**WHAT TO PRODUCE:** Quote all of the data exactly as given. Skip every picture it contains.

**DATASET EXCERPTS:**

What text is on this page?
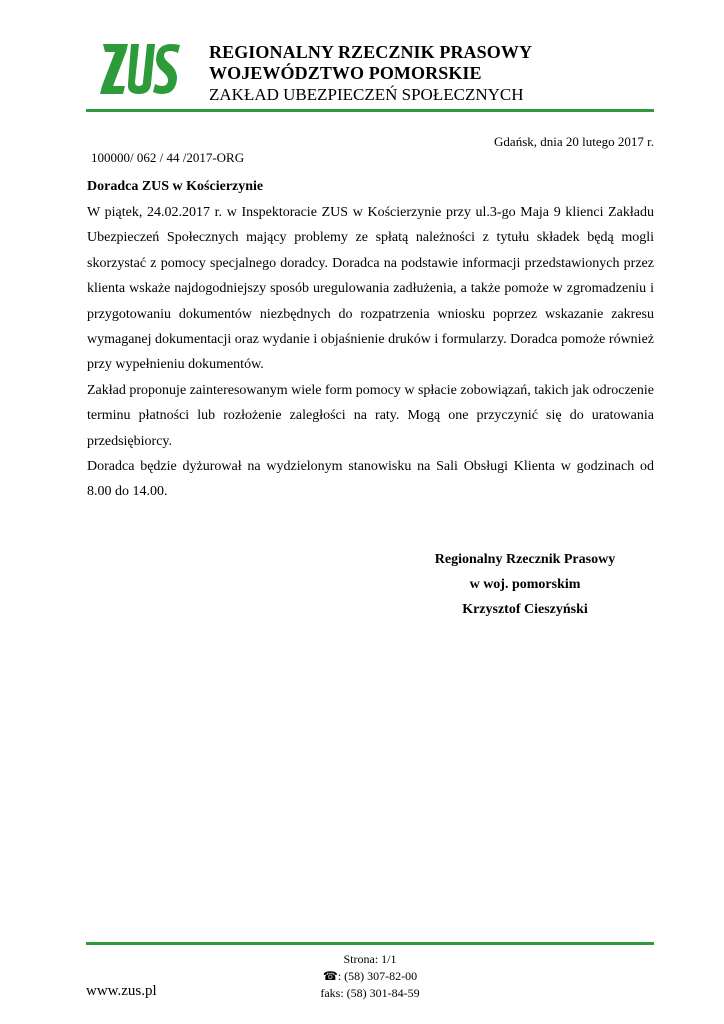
REGIONALNY RZECZNIK PRASOWY
WOJEWÓDZTWO POMORSKIE
ZAKŁAD UBEZPIECZEŃ SPOŁECZNYCH
Gdańsk, dnia 20 lutego 2017 r.
100000/ 062 / 44 /2017-ORG
Doradca ZUS w Kościerzynie

W piątek, 24.02.2017 r. w Inspektoracie ZUS w Kościerzynie przy ul.3-go Maja 9 klienci Zakładu Ubezpieczeń Społecznych mający problemy ze spłatą należności z tytułu składek będą mogli skorzystać z pomocy specjalnego doradcy. Doradca na podstawie informacji przedstawionych przez klienta wskaże najdogodniejszy sposób uregulowania zadłużenia, a także pomoże w zgromadzeniu i przygotowaniu dokumentów niezbędnych do rozpatrzenia wniosku poprzez wskazanie zakresu wymaganej dokumentacji oraz wydanie i objaśnienie druków i formularzy. Doradca pomoże również przy wypełnieniu dokumentów.

Zakład proponuje zainteresowanym wiele form pomocy w spłacie zobowiązań, takich jak odroczenie terminu płatności lub rozłożenie zaległości na raty. Mogą one przyczynić się do uratowania przedsiębiorcy.

Doradca będzie dyżurował na wydzielonym stanowisku na Sali Obsługi Klienta w godzinach od 8.00 do 14.00.

Regionalny Rzecznik Prasowy
w woj. pomorskim
Krzysztof Cieszyński
Strona: 1/1
☎: (58) 307-82-00
faks: (58) 301-84-59
www.zus.pl
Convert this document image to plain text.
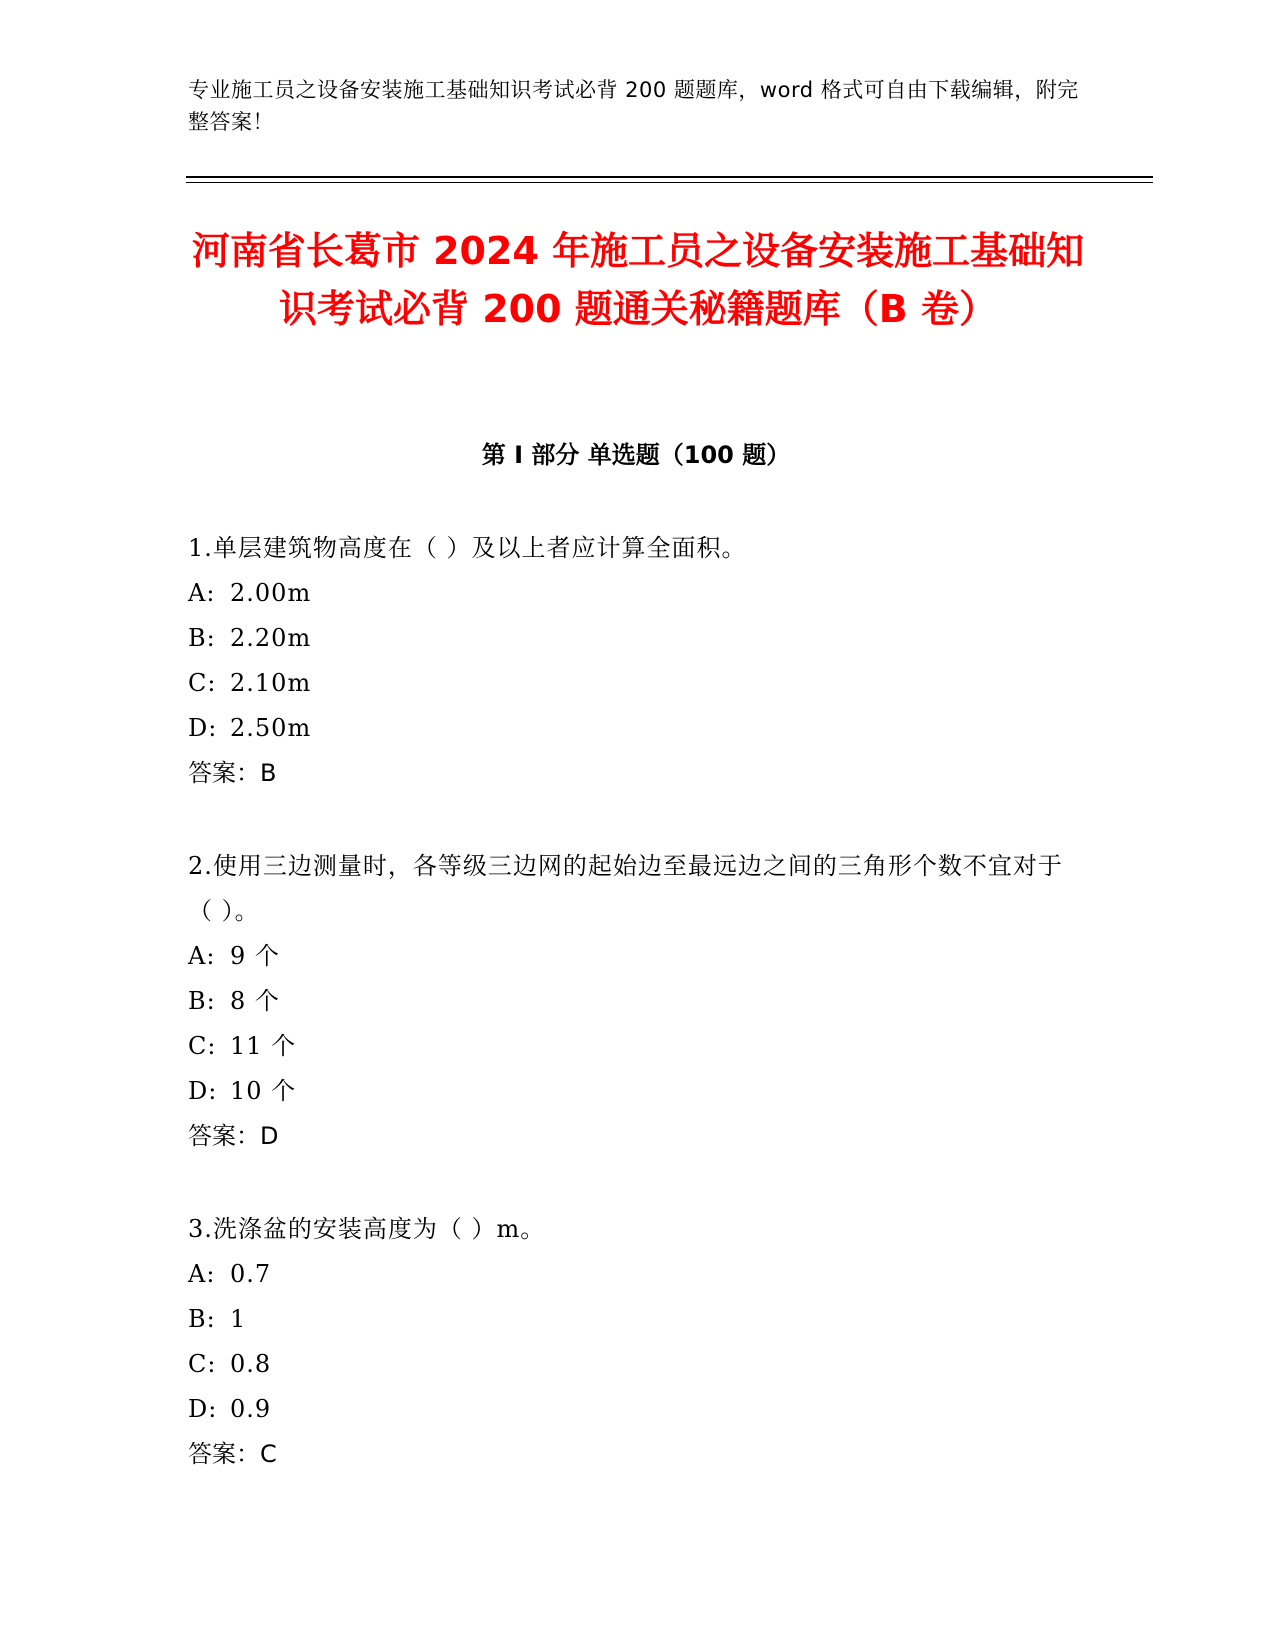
专业施工员之设备安装施工基础知识考试必背 200 题题库，word 格式可自由下载编辑，附完整答案！
河南省长葛市 2024 年施工员之设备安装施工基础知识考试必背 200 题通关秘籍题库（B 卷）
第 I 部分 单选题（100 题）
1.单层建筑物高度在（ ）及以上者应计算全面积。
A: 2.00m
B: 2.20m
C: 2.10m
D: 2.50m
答案：B
2.使用三边测量时，各等级三边网的起始边至最远边之间的三角形个数不宜对于（ ）。
A: 9 个
B: 8 个
C: 11 个
D: 10 个
答案：D
3.洗涤盆的安装高度为（ ）m。
A: 0.7
B: 1
C: 0.8
D: 0.9
答案：C
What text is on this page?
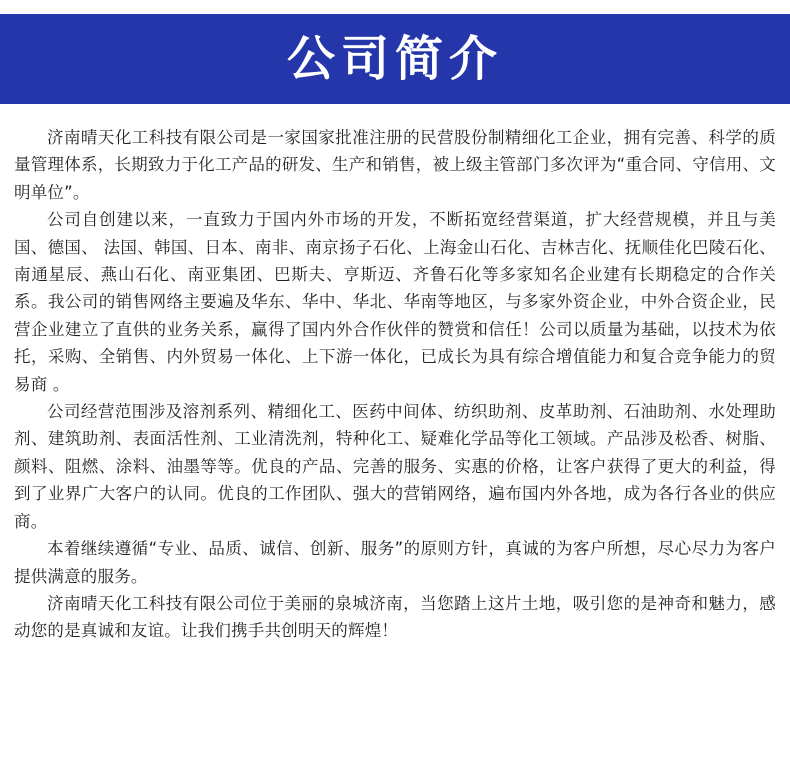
公司简介

济南晴天化工科技有限公司是一家国家批准注册的民营股份制精细化工企业，拥有完善、科学的质量管理体系，长期致力于化工产品的研发、生产和销售，被上级主管部门多次评为“重合同、守信用、文明单位”。

公司自创建以来，一直致力于国内外市场的开发，不断拓宽经营渠道，扩大经营规模，并且与美国、德国、 法国、韩国、日本、南非、南京扬子石化、上海金山石化、吉林吉化、抚顺佳化巴陵石化、南通星辰、燕山石化、南亚集团、巴斯夫、亨斯迈、齐鲁石化等多家知名企业建有长期稳定的合作关系。我公司的销售网络主要遍及华东、华中、华北、华南等地区，与多家外资企业，中外合资企业，民营企业建立了直供的业务关系，赢得了国内外合作伙伴的赞赏和信任！公司以质量为基础，以技术为依托，采购、全销售、内外贸易一体化、上下游一体化，已成长为具有综合增值能力和复合竞争能力的贸易商 。

公司经营范围涉及溶剂系列、精细化工、医药中间体、纺织助剂、皮革助剂、石油助剂、水处理助剂、建筑助剂、表面活性剂、工业清洗剂，特种化工、疑难化学品等化工领域。产品涉及松香、树脂、颜料、阻燃、涂料、油墨等等。优良的产品、完善的服务、实惠的价格，让客户获得了更大的利益，得到了业界广大客户的认同。优良的工作团队、强大的营销网络，遍布国内外各地，成为各行各业的供应商。

本着继续遵循“专业、品质、诚信、创新、服务”的原则方针，真诚的为客户所想，尽心尽力为客户提供满意的服务。

济南晴天化工科技有限公司位于美丽的泉城济南，当您踏上这片土地，吸引您的是神奇和魅力，感动您的是真诚和友谊。让我们携手共创明天的辉煌！
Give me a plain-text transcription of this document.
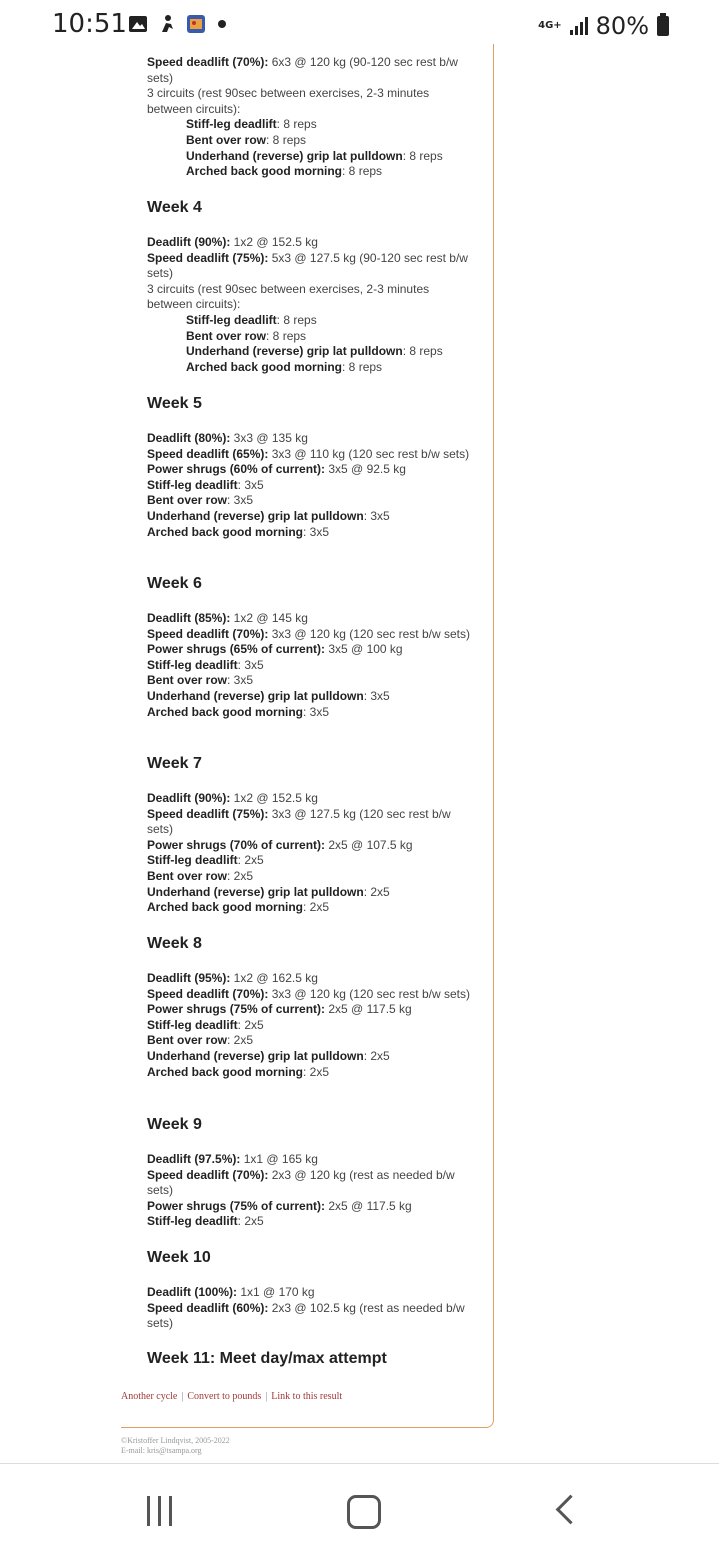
10:51	4G+ 80%
Speed deadlift (70%): 6x3 @ 120 kg (90-120 sec rest b/w sets)
3 circuits (rest 90sec between exercises, 2-3 minutes between circuits):
Stiff-leg deadlift: 8 reps
Bent over row: 8 reps
Underhand (reverse) grip lat pulldown: 8 reps
Arched back good morning: 8 reps
Week 4
Deadlift (90%): 1x2 @ 152.5 kg
Speed deadlift (75%): 5x3 @ 127.5 kg (90-120 sec rest b/w sets)
3 circuits (rest 90sec between exercises, 2-3 minutes between circuits):
Stiff-leg deadlift: 8 reps
Bent over row: 8 reps
Underhand (reverse) grip lat pulldown: 8 reps
Arched back good morning: 8 reps
Week 5
Deadlift (80%): 3x3 @ 135 kg
Speed deadlift (65%): 3x3 @ 110 kg (120 sec rest b/w sets)
Power shrugs (60% of current): 3x5 @ 92.5 kg
Stiff-leg deadlift: 3x5
Bent over row: 3x5
Underhand (reverse) grip lat pulldown: 3x5
Arched back good morning: 3x5
Week 6
Deadlift (85%): 1x2 @ 145 kg
Speed deadlift (70%): 3x3 @ 120 kg (120 sec rest b/w sets)
Power shrugs (65% of current): 3x5 @ 100 kg
Stiff-leg deadlift: 3x5
Bent over row: 3x5
Underhand (reverse) grip lat pulldown: 3x5
Arched back good morning: 3x5
Week 7
Deadlift (90%): 1x2 @ 152.5 kg
Speed deadlift (75%): 3x3 @ 127.5 kg (120 sec rest b/w sets)
Power shrugs (70% of current): 2x5 @ 107.5 kg
Stiff-leg deadlift: 2x5
Bent over row: 2x5
Underhand (reverse) grip lat pulldown: 2x5
Arched back good morning: 2x5
Week 8
Deadlift (95%): 1x2 @ 162.5 kg
Speed deadlift (70%): 3x3 @ 120 kg (120 sec rest b/w sets)
Power shrugs (75% of current): 2x5 @ 117.5 kg
Stiff-leg deadlift: 2x5
Bent over row: 2x5
Underhand (reverse) grip lat pulldown: 2x5
Arched back good morning: 2x5
Week 9
Deadlift (97.5%): 1x1 @ 165 kg
Speed deadlift (70%): 2x3 @ 120 kg (rest as needed b/w sets)
Power shrugs (75% of current): 2x5 @ 117.5 kg
Stiff-leg deadlift: 2x5
Week 10
Deadlift (100%): 1x1 @ 170 kg
Speed deadlift (60%): 2x3 @ 102.5 kg (rest as needed b/w sets)
Week 11: Meet day/max attempt
Another cycle | Convert to pounds | Link to this result
©Kristoffer Lindqvist, 2005-2022
E-mail: kris@tsampa.org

**WRITTEN RESPONSE:**
What text is on this page?
REGIONALNY RZECZNIK PRASOWY
WOJEWÓDZTWO POMORSKIE
ZAKŁAD UBEZPIECZEŃ SPOŁECZNYCH
Gdańsk, dnia 20 lutego 2017 r.
100000/ 062 / 44 /2017-ORG
Doradca ZUS w Kościerzynie

W piątek, 24.02.2017 r. w Inspektoracie ZUS w Kościerzynie przy ul.3-go Maja 9 klienci Zakładu Ubezpieczeń Społecznych mający problemy ze spłatą należności z tytułu składek będą mogli skorzystać z pomocy specjalnego doradcy. Doradca na podstawie informacji przedstawionych przez klienta wskaże najdogodniejszy sposób uregulowania zadłużenia, a także pomoże w zgromadzeniu i przygotowaniu dokumentów niezbędnych do rozpatrzenia wniosku poprzez wskazanie zakresu wymaganej dokumentacji oraz wydanie i objaśnienie druków i formularzy. Doradca pomoże również przy wypełnieniu dokumentów.

Zakład proponuje zainteresowanym wiele form pomocy w spłacie zobowiązań, takich jak odroczenie terminu płatności lub rozłożenie zaległości na raty. Mogą one przyczynić się do uratowania przedsiębiorcy.

Doradca będzie dyżurował na wydzielonym stanowisku na Sali Obsługi Klienta w godzinach od 8.00 do 14.00.

Regionalny Rzecznik Prasowy
w woj. pomorskim
Krzysztof Cieszyński
Strona: 1/1
☎: (58) 307-82-00
faks: (58) 301-84-59
www.zus.pl
Convert this document image to plain text.
专业施工员之设备安装施工基础知识考试必背 200 题题库，word 格式可自由下载编辑，附完整答案！
河南省长葛市 2024 年施工员之设备安装施工基础知识考试必背 200 题通关秘籍题库（B 卷）
第 I 部分 单选题（100 题）
1.单层建筑物高度在（ ）及以上者应计算全面积。
A: 2.00m
B: 2.20m
C: 2.10m
D: 2.50m
答案：B
2.使用三边测量时，各等级三边网的起始边至最远边之间的三角形个数不宜对于（ ）。
A: 9 个
B: 8 个
C: 11 个
D: 10 个
答案：D
3.洗涤盆的安装高度为（ ）m。
A: 0.7
B: 1
C: 0.8
D: 0.9
答案：C
What text is on this page?
公司简介

济南晴天化工科技有限公司是一家国家批准注册的民营股份制精细化工企业，拥有完善、科学的质量管理体系，长期致力于化工产品的研发、生产和销售，被上级主管部门多次评为“重合同、守信用、文明单位”。

公司自创建以来，一直致力于国内外市场的开发，不断拓宽经营渠道，扩大经营规模，并且与美国、德国、 法国、韩国、日本、南非、南京扬子石化、上海金山石化、吉林吉化、抚顺佳化巴陵石化、南通星辰、燕山石化、南亚集团、巴斯夫、亨斯迈、齐鲁石化等多家知名企业建有长期稳定的合作关系。我公司的销售网络主要遍及华东、华中、华北、华南等地区，与多家外资企业，中外合资企业，民营企业建立了直供的业务关系，赢得了国内外合作伙伴的赞赏和信任！公司以质量为基础，以技术为依托，采购、全销售、内外贸易一体化、上下游一体化，已成长为具有综合增值能力和复合竞争能力的贸易商 。

公司经营范围涉及溶剂系列、精细化工、医药中间体、纺织助剂、皮革助剂、石油助剂、水处理助剂、建筑助剂、表面活性剂、工业清洗剂，特种化工、疑难化学品等化工领域。产品涉及松香、树脂、颜料、阻燃、涂料、油墨等等。优良的产品、完善的服务、实惠的价格，让客户获得了更大的利益，得到了业界广大客户的认同。优良的工作团队、强大的营销网络，遍布国内外各地，成为各行各业的供应商。

本着继续遵循“专业、品质、诚信、创新、服务”的原则方针，真诚的为客户所想，尽心尽力为客户提供满意的服务。

济南晴天化工科技有限公司位于美丽的泉城济南，当您踏上这片土地，吸引您的是神奇和魅力，感动您的是真诚和友谊。让我们携手共创明天的辉煌！
Give me a plain-text transcription of this document.
10:51	4G+ 80%
Speed deadlift (70%): 6x3 @ 120 kg (90-120 sec rest b/w sets)
3 circuits (rest 90sec between exercises, 2-3 minutes between circuits):
Stiff-leg deadlift: 8 reps
Bent over row: 8 reps
Underhand (reverse) grip lat pulldown: 8 reps
Arched back good morning: 8 reps
Week 4
Deadlift (90%): 1x2 @ 152.5 kg
Speed deadlift (75%): 5x3 @ 127.5 kg (90-120 sec rest b/w sets)
3 circuits (rest 90sec between exercises, 2-3 minutes between circuits):
Stiff-leg deadlift: 8 reps
Bent over row: 8 reps
Underhand (reverse) grip lat pulldown: 8 reps
Arched back good morning: 8 reps
Week 5
Deadlift (80%): 3x3 @ 135 kg
Speed deadlift (65%): 3x3 @ 110 kg (120 sec rest b/w sets)
Power shrugs (60% of current): 3x5 @ 92.5 kg
Stiff-leg deadlift: 3x5
Bent over row: 3x5
Underhand (reverse) grip lat pulldown: 3x5
Arched back good morning: 3x5
Week 6
Deadlift (85%): 1x2 @ 145 kg
Speed deadlift (70%): 3x3 @ 120 kg (120 sec rest b/w sets)
Power shrugs (65% of current): 3x5 @ 100 kg
Stiff-leg deadlift: 3x5
Bent over row: 3x5
Underhand (reverse) grip lat pulldown: 3x5
Arched back good morning: 3x5
Week 7
Deadlift (90%): 1x2 @ 152.5 kg
Speed deadlift (75%): 3x3 @ 127.5 kg (120 sec rest b/w sets)
Power shrugs (70% of current): 2x5 @ 107.5 kg
Stiff-leg deadlift: 2x5
Bent over row: 2x5
Underhand (reverse) grip lat pulldown: 2x5
Arched back good morning: 2x5
Week 8
Deadlift (95%): 1x2 @ 162.5 kg
Speed deadlift (70%): 3x3 @ 120 kg (120 sec rest b/w sets)
Power shrugs (75% of current): 2x5 @ 117.5 kg
Stiff-leg deadlift: 2x5
Bent over row: 2x5
Underhand (reverse) grip lat pulldown: 2x5
Arched back good morning: 2x5
Week 9
Deadlift (97.5%): 1x1 @ 165 kg
Speed deadlift (70%): 2x3 @ 120 kg (rest as needed b/w sets)
Power shrugs (75% of current): 2x5 @ 117.5 kg
Stiff-leg deadlift: 2x5
Week 10
Deadlift (100%): 1x1 @ 170 kg
Speed deadlift (60%): 2x3 @ 102.5 kg (rest as needed b/w sets)
Week 11: Meet day/max attempt
Another cycle | Convert to pounds | Link to this result
©Kristoffer Lindqvist, 2005-2022
E-mail: kris@tsampa.org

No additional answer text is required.